▸ **Available data**:
** start **

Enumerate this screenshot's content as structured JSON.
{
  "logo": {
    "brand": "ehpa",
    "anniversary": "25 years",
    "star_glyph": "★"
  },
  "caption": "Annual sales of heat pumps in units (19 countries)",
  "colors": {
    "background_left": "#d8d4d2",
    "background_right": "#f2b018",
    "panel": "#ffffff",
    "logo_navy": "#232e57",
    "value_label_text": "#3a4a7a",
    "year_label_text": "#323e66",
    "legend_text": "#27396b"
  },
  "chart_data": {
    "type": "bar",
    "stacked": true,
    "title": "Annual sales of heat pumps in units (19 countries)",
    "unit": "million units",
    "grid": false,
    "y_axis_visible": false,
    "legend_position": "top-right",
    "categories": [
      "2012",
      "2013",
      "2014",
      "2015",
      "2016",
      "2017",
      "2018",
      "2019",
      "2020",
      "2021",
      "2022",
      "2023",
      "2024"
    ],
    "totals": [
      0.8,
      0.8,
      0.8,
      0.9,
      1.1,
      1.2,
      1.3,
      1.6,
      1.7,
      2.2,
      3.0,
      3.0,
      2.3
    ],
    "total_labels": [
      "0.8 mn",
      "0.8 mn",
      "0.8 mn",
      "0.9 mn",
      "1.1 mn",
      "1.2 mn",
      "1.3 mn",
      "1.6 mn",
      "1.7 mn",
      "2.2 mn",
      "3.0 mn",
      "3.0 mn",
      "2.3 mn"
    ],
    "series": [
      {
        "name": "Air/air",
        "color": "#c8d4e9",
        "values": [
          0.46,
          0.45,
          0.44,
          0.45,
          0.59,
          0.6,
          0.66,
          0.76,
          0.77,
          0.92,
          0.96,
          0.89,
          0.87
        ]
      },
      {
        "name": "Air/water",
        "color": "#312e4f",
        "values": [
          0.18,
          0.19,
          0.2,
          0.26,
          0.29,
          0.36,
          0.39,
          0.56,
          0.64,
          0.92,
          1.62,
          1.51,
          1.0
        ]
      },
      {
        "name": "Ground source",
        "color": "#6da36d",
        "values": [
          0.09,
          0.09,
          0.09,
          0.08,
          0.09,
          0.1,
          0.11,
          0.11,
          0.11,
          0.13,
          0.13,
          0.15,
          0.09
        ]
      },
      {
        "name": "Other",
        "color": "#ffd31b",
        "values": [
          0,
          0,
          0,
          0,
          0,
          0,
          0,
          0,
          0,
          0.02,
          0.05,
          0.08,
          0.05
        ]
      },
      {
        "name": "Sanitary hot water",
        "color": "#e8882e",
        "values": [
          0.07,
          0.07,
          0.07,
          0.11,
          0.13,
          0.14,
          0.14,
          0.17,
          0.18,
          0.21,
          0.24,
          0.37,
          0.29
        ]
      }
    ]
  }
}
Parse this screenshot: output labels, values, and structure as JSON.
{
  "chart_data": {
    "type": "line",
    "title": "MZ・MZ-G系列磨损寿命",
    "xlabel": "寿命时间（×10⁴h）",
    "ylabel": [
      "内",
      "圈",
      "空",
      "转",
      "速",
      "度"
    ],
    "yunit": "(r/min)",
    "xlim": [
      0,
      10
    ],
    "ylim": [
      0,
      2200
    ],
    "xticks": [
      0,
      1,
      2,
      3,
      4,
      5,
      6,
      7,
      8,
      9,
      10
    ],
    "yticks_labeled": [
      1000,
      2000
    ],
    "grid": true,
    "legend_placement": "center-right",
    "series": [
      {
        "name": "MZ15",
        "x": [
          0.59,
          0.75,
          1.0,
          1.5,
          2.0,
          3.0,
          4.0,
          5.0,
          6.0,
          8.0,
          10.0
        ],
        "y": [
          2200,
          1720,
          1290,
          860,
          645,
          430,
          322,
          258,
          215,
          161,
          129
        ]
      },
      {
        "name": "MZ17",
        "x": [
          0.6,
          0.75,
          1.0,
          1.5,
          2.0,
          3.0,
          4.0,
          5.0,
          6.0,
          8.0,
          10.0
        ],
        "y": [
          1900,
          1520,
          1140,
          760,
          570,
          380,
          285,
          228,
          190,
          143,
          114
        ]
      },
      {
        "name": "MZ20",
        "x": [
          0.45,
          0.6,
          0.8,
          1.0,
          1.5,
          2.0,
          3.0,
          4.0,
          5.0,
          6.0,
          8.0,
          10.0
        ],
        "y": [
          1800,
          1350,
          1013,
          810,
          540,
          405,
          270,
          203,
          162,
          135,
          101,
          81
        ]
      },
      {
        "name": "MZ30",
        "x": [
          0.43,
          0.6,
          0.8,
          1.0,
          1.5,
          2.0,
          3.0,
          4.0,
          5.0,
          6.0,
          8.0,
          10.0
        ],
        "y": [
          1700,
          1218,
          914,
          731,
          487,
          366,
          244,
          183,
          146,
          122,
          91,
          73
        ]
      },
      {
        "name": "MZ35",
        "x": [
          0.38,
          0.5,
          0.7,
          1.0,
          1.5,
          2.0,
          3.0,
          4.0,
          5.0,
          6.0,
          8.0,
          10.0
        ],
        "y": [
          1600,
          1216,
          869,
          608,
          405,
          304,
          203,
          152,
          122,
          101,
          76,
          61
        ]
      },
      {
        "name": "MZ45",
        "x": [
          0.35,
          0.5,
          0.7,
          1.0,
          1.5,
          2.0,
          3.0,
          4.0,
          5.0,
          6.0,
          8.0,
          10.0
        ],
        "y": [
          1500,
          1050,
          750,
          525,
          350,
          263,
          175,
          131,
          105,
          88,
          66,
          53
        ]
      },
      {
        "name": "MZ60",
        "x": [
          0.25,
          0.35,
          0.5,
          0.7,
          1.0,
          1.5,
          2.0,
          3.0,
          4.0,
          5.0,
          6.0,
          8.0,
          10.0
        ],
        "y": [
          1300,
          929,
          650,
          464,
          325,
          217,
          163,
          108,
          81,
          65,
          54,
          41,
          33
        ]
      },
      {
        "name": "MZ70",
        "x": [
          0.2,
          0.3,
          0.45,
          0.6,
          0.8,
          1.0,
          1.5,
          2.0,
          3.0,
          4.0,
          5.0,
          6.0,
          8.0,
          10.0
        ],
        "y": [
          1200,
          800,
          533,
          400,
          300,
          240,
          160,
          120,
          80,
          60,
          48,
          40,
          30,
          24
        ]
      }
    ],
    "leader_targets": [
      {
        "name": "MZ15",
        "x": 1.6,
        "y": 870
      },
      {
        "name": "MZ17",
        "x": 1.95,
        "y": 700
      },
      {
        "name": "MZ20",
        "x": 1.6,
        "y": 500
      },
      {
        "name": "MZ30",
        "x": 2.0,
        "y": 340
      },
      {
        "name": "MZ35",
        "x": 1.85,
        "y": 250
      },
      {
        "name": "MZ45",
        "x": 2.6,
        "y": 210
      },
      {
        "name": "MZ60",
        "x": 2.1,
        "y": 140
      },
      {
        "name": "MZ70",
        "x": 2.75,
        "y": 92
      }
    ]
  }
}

** end **

The records above should be repeated in full, exactly as given.

▸ **Written reply**:
Enumerate this screenshot's content as structured JSON.
{
  "logo": {
    "brand": "ehpa",
    "anniversary": "25 years",
    "star_glyph": "★"
  },
  "caption": "Annual sales of heat pumps in units (19 countries)",
  "colors": {
    "background_left": "#d8d4d2",
    "background_right": "#f2b018",
    "panel": "#ffffff",
    "logo_navy": "#232e57",
    "value_label_text": "#3a4a7a",
    "year_label_text": "#323e66",
    "legend_text": "#27396b"
  },
  "chart_data": {
    "type": "bar",
    "stacked": true,
    "title": "Annual sales of heat pumps in units (19 countries)",
    "unit": "million units",
    "grid": false,
    "y_axis_visible": false,
    "legend_position": "top-right",
    "categories": [
      "2012",
      "2013",
      "2014",
      "2015",
      "2016",
      "2017",
      "2018",
      "2019",
      "2020",
      "2021",
      "2022",
      "2023",
      "2024"
    ],
    "totals": [
      0.8,
      0.8,
      0.8,
      0.9,
      1.1,
      1.2,
      1.3,
      1.6,
      1.7,
      2.2,
      3.0,
      3.0,
      2.3
    ],
    "total_labels": [
      "0.8 mn",
      "0.8 mn",
      "0.8 mn",
      "0.9 mn",
      "1.1 mn",
      "1.2 mn",
      "1.3 mn",
      "1.6 mn",
      "1.7 mn",
      "2.2 mn",
      "3.0 mn",
      "3.0 mn",
      "2.3 mn"
    ],
    "series": [
      {
        "name": "Air/air",
        "color": "#c8d4e9",
        "values": [
          0.46,
          0.45,
          0.44,
          0.45,
          0.59,
          0.6,
          0.66,
          0.76,
          0.77,
          0.92,
          0.96,
          0.89,
          0.87
        ]
      },
      {
        "name": "Air/water",
        "color": "#312e4f",
        "values": [
          0.18,
          0.19,
          0.2,
          0.26,
          0.29,
          0.36,
          0.39,
          0.56,
          0.64,
          0.92,
          1.62,
          1.51,
          1.0
        ]
      },
      {
        "name": "Ground source",
        "color": "#6da36d",
        "values": [
          0.09,
          0.09,
          0.09,
          0.08,
          0.09,
          0.1,
          0.11,
          0.11,
          0.11,
          0.13,
          0.13,
          0.15,
          0.09
        ]
      },
      {
        "name": "Other",
        "color": "#ffd31b",
        "values": [
          0,
          0,
          0,
          0,
          0,
          0,
          0,
          0,
          0,
          0.02,
          0.05,
          0.08,
          0.05
        ]
      },
      {
        "name": "Sanitary hot water",
        "color": "#e8882e",
        "values": [
          0.07,
          0.07,
          0.07,
          0.11,
          0.13,
          0.14,
          0.14,
          0.17,
          0.18,
          0.21,
          0.24,
          0.37,
          0.29
        ]
      }
    ]
  }
}
Parse this screenshot: output labels, values, and structure as JSON.
{
  "chart_data": {
    "type": "line",
    "title": "MZ・MZ-G系列磨损寿命",
    "xlabel": "寿命时间（×10⁴h）",
    "ylabel": [
      "内",
      "圈",
      "空",
      "转",
      "速",
      "度"
    ],
    "yunit": "(r/min)",
    "xlim": [
      0,
      10
    ],
    "ylim": [
      0,
      2200
    ],
    "xticks": [
      0,
      1,
      2,
      3,
      4,
      5,
      6,
      7,
      8,
      9,
      10
    ],
    "yticks_labeled": [
      1000,
      2000
    ],
    "grid": true,
    "legend_placement": "center-right",
    "series": [
      {
        "name": "MZ15",
        "x": [
          0.59,
          0.75,
          1.0,
          1.5,
          2.0,
          3.0,
          4.0,
          5.0,
          6.0,
          8.0,
          10.0
        ],
        "y": [
          2200,
          1720,
          1290,
          860,
          645,
          430,
          322,
          258,
          215,
          161,
          129
        ]
      },
      {
        "name": "MZ17",
        "x": [
          0.6,
          0.75,
          1.0,
          1.5,
          2.0,
          3.0,
          4.0,
          5.0,
          6.0,
          8.0,
          10.0
        ],
        "y": [
          1900,
          1520,
          1140,
          760,
          570,
          380,
          285,
          228,
          190,
          143,
          114
        ]
      },
      {
        "name": "MZ20",
        "x": [
          0.45,
          0.6,
          0.8,
          1.0,
          1.5,
          2.0,
          3.0,
          4.0,
          5.0,
          6.0,
          8.0,
          10.0
        ],
        "y": [
          1800,
          1350,
          1013,
          810,
          540,
          405,
          270,
          203,
          162,
          135,
          101,
          81
        ]
      },
      {
        "name": "MZ30",
        "x": [
          0.43,
          0.6,
          0.8,
          1.0,
          1.5,
          2.0,
          3.0,
          4.0,
          5.0,
          6.0,
          8.0,
          10.0
        ],
        "y": [
          1700,
          1218,
          914,
          731,
          487,
          366,
          244,
          183,
          146,
          122,
          91,
          73
        ]
      },
      {
        "name": "MZ35",
        "x": [
          0.38,
          0.5,
          0.7,
          1.0,
          1.5,
          2.0,
          3.0,
          4.0,
          5.0,
          6.0,
          8.0,
          10.0
        ],
        "y": [
          1600,
          1216,
          869,
          608,
          405,
          304,
          203,
          152,
          122,
          101,
          76,
          61
        ]
      },
      {
        "name": "MZ45",
        "x": [
          0.35,
          0.5,
          0.7,
          1.0,
          1.5,
          2.0,
          3.0,
          4.0,
          5.0,
          6.0,
          8.0,
          10.0
        ],
        "y": [
          1500,
          1050,
          750,
          525,
          350,
          263,
          175,
          131,
          105,
          88,
          66,
          53
        ]
      },
      {
        "name": "MZ60",
        "x": [
          0.25,
          0.35,
          0.5,
          0.7,
          1.0,
          1.5,
          2.0,
          3.0,
          4.0,
          5.0,
          6.0,
          8.0,
          10.0
        ],
        "y": [
          1300,
          929,
          650,
          464,
          325,
          217,
          163,
          108,
          81,
          65,
          54,
          41,
          33
        ]
      },
      {
        "name": "MZ70",
        "x": [
          0.2,
          0.3,
          0.45,
          0.6,
          0.8,
          1.0,
          1.5,
          2.0,
          3.0,
          4.0,
          5.0,
          6.0,
          8.0,
          10.0
        ],
        "y": [
          1200,
          800,
          533,
          400,
          300,
          240,
          160,
          120,
          80,
          60,
          48,
          40,
          30,
          24
        ]
      }
    ],
    "leader_targets": [
      {
        "name": "MZ15",
        "x": 1.6,
        "y": 870
      },
      {
        "name": "MZ17",
        "x": 1.95,
        "y": 700
      },
      {
        "name": "MZ20",
        "x": 1.6,
        "y": 500
      },
      {
        "name": "MZ30",
        "x": 2.0,
        "y": 340
      },
      {
        "name": "MZ35",
        "x": 1.85,
        "y": 250
      },
      {
        "name": "MZ45",
        "x": 2.6,
        "y": 210
      },
      {
        "name": "MZ60",
        "x": 2.1,
        "y": 140
      },
      {
        "name": "MZ70",
        "x": 2.75,
        "y": 92
      }
    ]
  }
}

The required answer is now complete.